TASK DIRECTIONS => Repeat the listing exactly as given, omitting every image.
* START ENTRIES SUPPLIED *
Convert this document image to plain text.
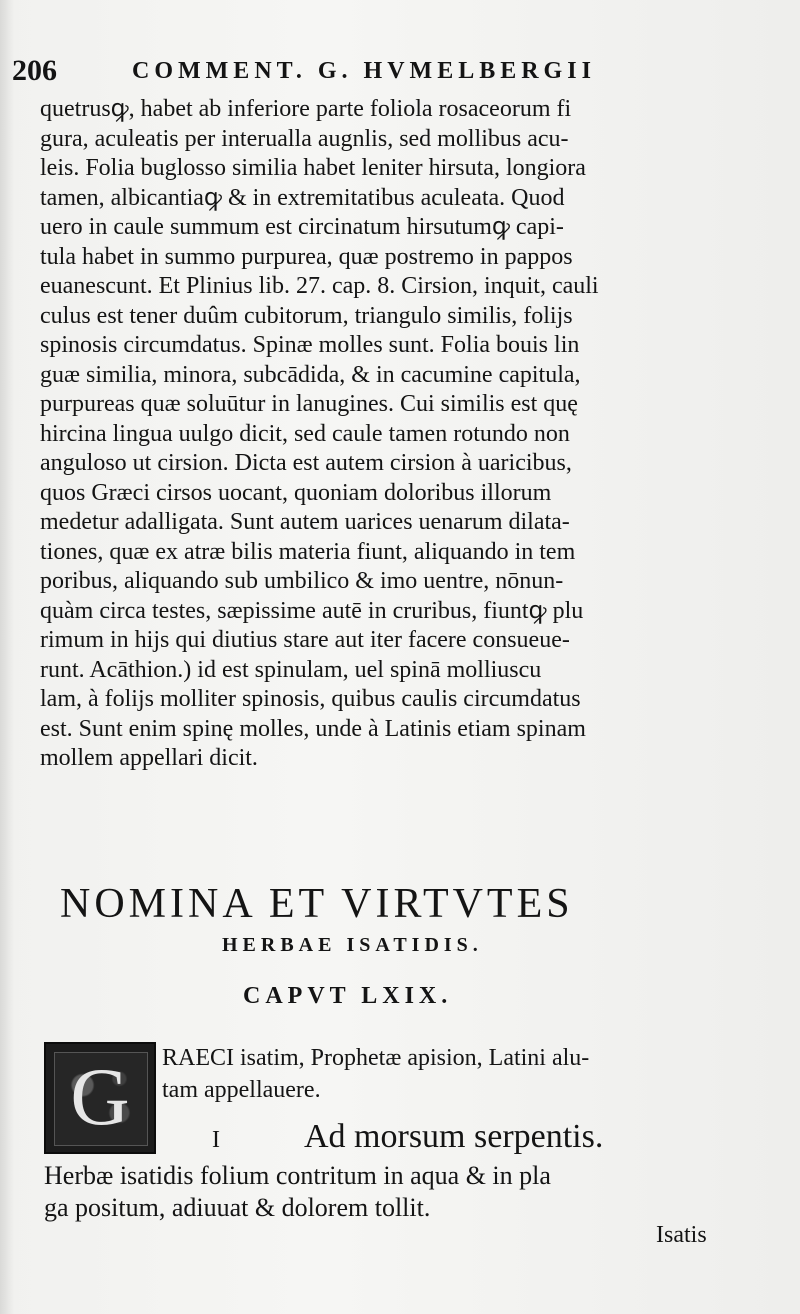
206	COMMENT. G. HVMELBERGII
quetrusꝙ, habet ab inferiore parte foliola rosaceorum fi
gura, aculeatis per interualla augnlis, sed mollibus acu-
leis. Folia buglosso similia habet leniter hirsuta, longiora
tamen, albicantiaꝙ & in extremitatibus aculeata. Quod
uero in caule summum est circinatum hirsutumꝙ capi-
tula habet in summo purpurea, quæ postremo in pappos
euanescunt. Et Plinius lib. 27. cap. 8. Cirsion, inquit, cauli
culus est tener duûm cubitorum, triangulo similis, folijs
spinosis circumdatus. Spinæ molles sunt. Folia bouis lin
guæ similia, minora, subcādida, & in cacumine capitula,
purpureas quæ soluūtur in lanugines. Cui similis est quę
hircina lingua uulgo dicit, sed caule tamen rotundo non
anguloso ut cirsion. Dicta est autem cirsion à uaricibus,
quos Græci cirsos uocant, quoniam doloribus illorum
medetur adalligata. Sunt autem uarices uenarum dilata-
tiones, quæ ex atræ bilis materia fiunt, aliquando in tem
poribus, aliquando sub umbilico & imo uentre, nōnun-
quàm circa testes, sæpissime autē in cruribus, fiuntꝙ plu
rimum in hijs qui diutius stare aut iter facere consueue-
runt. Acāthion.) id est spinulam, uel spinā molliuscu
lam, à folijs molliter spinosis, quibus caulis circumdatus
est. Sunt enim spinę molles, unde à Latinis etiam spinam
mollem appellari dicit.
NOMINA ET VIRTVTES
HERBAE ISATIDIS.
CAPVT LXIX.
G	RAECI isatim, Prophetæ apision, Latini alu-
tam appellauere.
I Ad morsum serpentis.
Herbæ isatidis folium contritum in aqua & in pla
ga positum, adiuuat & dolorem tollit.
Isatis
* END ENTRIES SUPPLIED *
TASK RESULT =>
Convert this document image to plain text.
206	COMMENT. G. HVMELBERGII
quetrusꝙ, habet ab inferiore parte foliola rosaceorum fi
gura, aculeatis per interualla augnlis, sed mollibus acu-
leis. Folia buglosso similia habet leniter hirsuta, longiora
tamen, albicantiaꝙ & in extremitatibus aculeata. Quod
uero in caule summum est circinatum hirsutumꝙ capi-
tula habet in summo purpurea, quæ postremo in pappos
euanescunt. Et Plinius lib. 27. cap. 8. Cirsion, inquit, cauli
culus est tener duûm cubitorum, triangulo similis, folijs
spinosis circumdatus. Spinæ molles sunt. Folia bouis lin
guæ similia, minora, subcādida, & in cacumine capitula,
purpureas quæ soluūtur in lanugines. Cui similis est quę
hircina lingua uulgo dicit, sed caule tamen rotundo non
anguloso ut cirsion. Dicta est autem cirsion à uaricibus,
quos Græci cirsos uocant, quoniam doloribus illorum
medetur adalligata. Sunt autem uarices uenarum dilata-
tiones, quæ ex atræ bilis materia fiunt, aliquando in tem
poribus, aliquando sub umbilico & imo uentre, nōnun-
quàm circa testes, sæpissime autē in cruribus, fiuntꝙ plu
rimum in hijs qui diutius stare aut iter facere consueue-
runt. Acāthion.) id est spinulam, uel spinā molliuscu
lam, à folijs molliter spinosis, quibus caulis circumdatus
est. Sunt enim spinę molles, unde à Latinis etiam spinam
mollem appellari dicit.
NOMINA ET VIRTVTES
HERBAE ISATIDIS.
CAPVT LXIX.
G	RAECI isatim, Prophetæ apision, Latini alu-
tam appellauere.
I Ad morsum serpentis.
Herbæ isatidis folium contritum in aqua & in pla
ga positum, adiuuat & dolorem tollit.
Isatis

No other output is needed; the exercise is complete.